§ **Do this**:
Omit all pictures. Copy the rest of the material exactly.
* BEGIN *
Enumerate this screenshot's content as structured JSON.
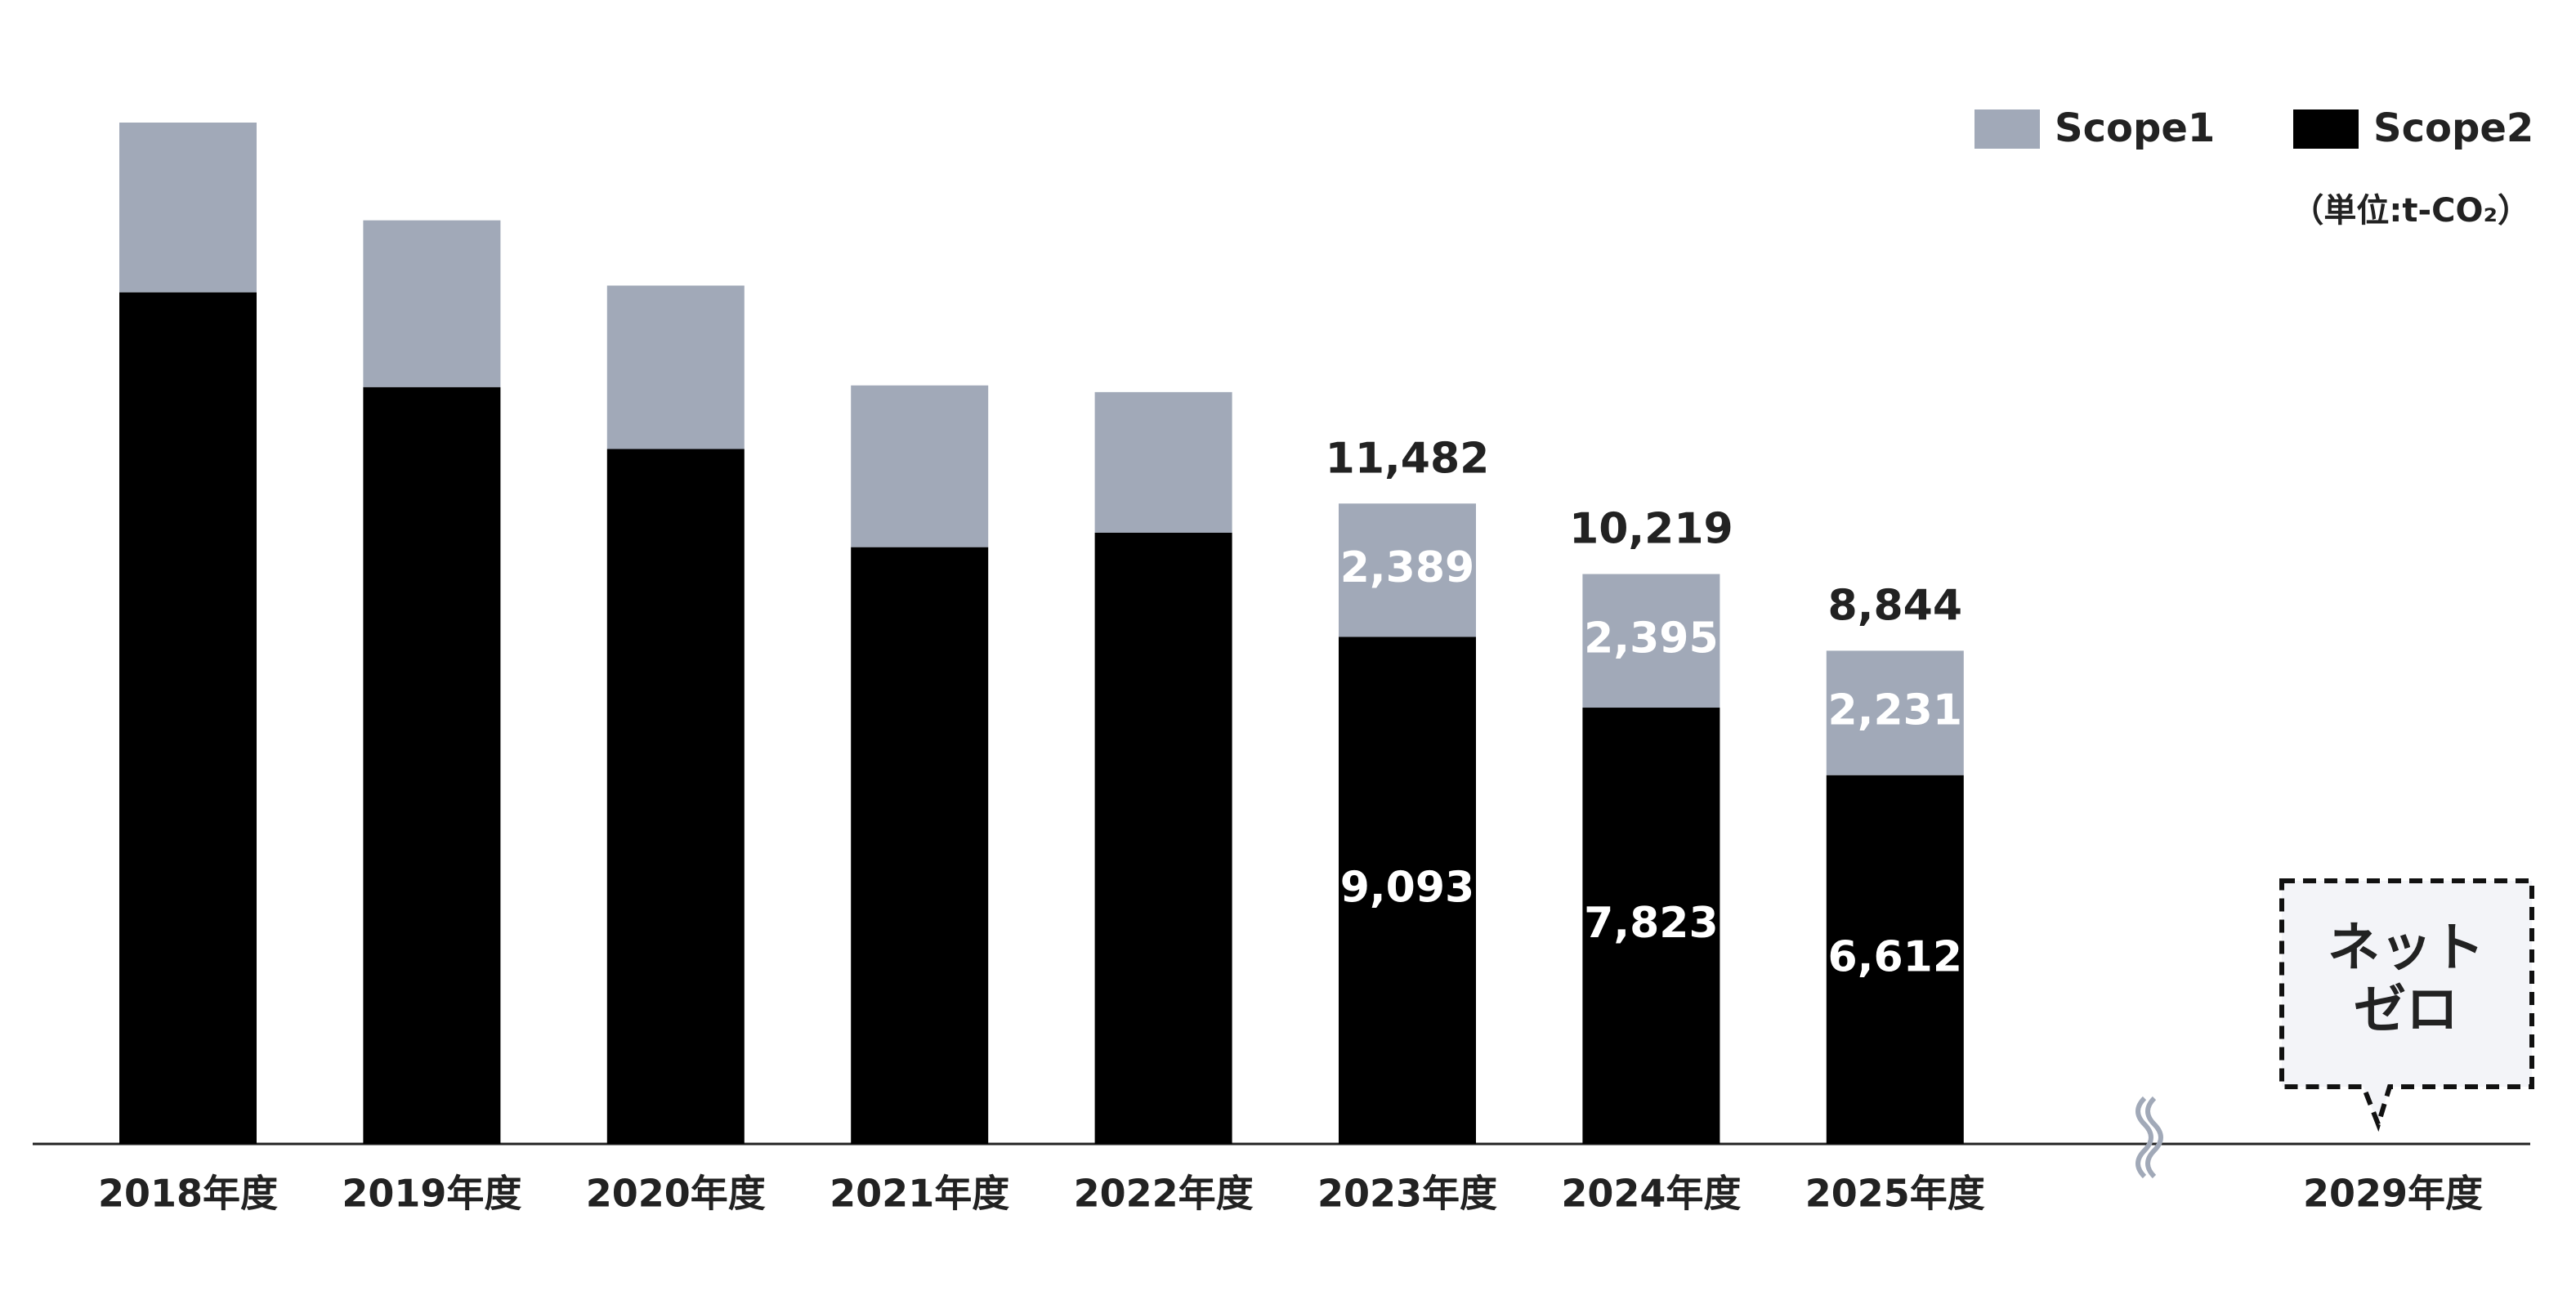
{
  "chart_data": {
    "type": "stacked_bar",
    "categories": [
      "2018年度",
      "2019年度",
      "2020年度",
      "2021年度",
      "2022年度",
      "2023年度",
      "2024年度",
      "2025年度",
      "2029年度"
    ],
    "series": [
      {
        "name": "Scope1",
        "color": "#a1a9b8",
        "values": [
          3043,
          2990,
          2930,
          2900,
          2520,
          2389,
          2395,
          2231,
          null
        ],
        "value_labels": [
          null,
          null,
          null,
          null,
          null,
          "2,389",
          "2,395",
          "2,231",
          null
        ]
      },
      {
        "name": "Scope2",
        "color": "#000000",
        "values": [
          15270,
          13570,
          12460,
          10700,
          10960,
          9093,
          7823,
          6612,
          null
        ],
        "value_labels": [
          null,
          null,
          null,
          null,
          null,
          "9,093",
          "7,823",
          "6,612",
          null
        ]
      }
    ],
    "totals": {
      "values": [
        null,
        null,
        null,
        null,
        null,
        11482,
        10219,
        8844,
        null
      ],
      "value_labels": [
        null,
        null,
        null,
        null,
        null,
        "11,482",
        "10,219",
        "8,844",
        null
      ]
    },
    "unit_label": "（単位:t-CO₂）",
    "callout": [
      "ネット",
      "ゼロ"
    ],
    "legend": "top-right"
  }
}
* END *
§ **Full response**:
Enumerate this screenshot's content as structured JSON.
{
  "chart_data": {
    "type": "stacked_bar",
    "categories": [
      "2018年度",
      "2019年度",
      "2020年度",
      "2021年度",
      "2022年度",
      "2023年度",
      "2024年度",
      "2025年度",
      "2029年度"
    ],
    "series": [
      {
        "name": "Scope1",
        "color": "#a1a9b8",
        "values": [
          3043,
          2990,
          2930,
          2900,
          2520,
          2389,
          2395,
          2231,
          null
        ],
        "value_labels": [
          null,
          null,
          null,
          null,
          null,
          "2,389",
          "2,395",
          "2,231",
          null
        ]
      },
      {
        "name": "Scope2",
        "color": "#000000",
        "values": [
          15270,
          13570,
          12460,
          10700,
          10960,
          9093,
          7823,
          6612,
          null
        ],
        "value_labels": [
          null,
          null,
          null,
          null,
          null,
          "9,093",
          "7,823",
          "6,612",
          null
        ]
      }
    ],
    "totals": {
      "values": [
        null,
        null,
        null,
        null,
        null,
        11482,
        10219,
        8844,
        null
      ],
      "value_labels": [
        null,
        null,
        null,
        null,
        null,
        "11,482",
        "10,219",
        "8,844",
        null
      ]
    },
    "unit_label": "（単位:t-CO₂）",
    "callout": [
      "ネット",
      "ゼロ"
    ],
    "legend": "top-right"
  }
}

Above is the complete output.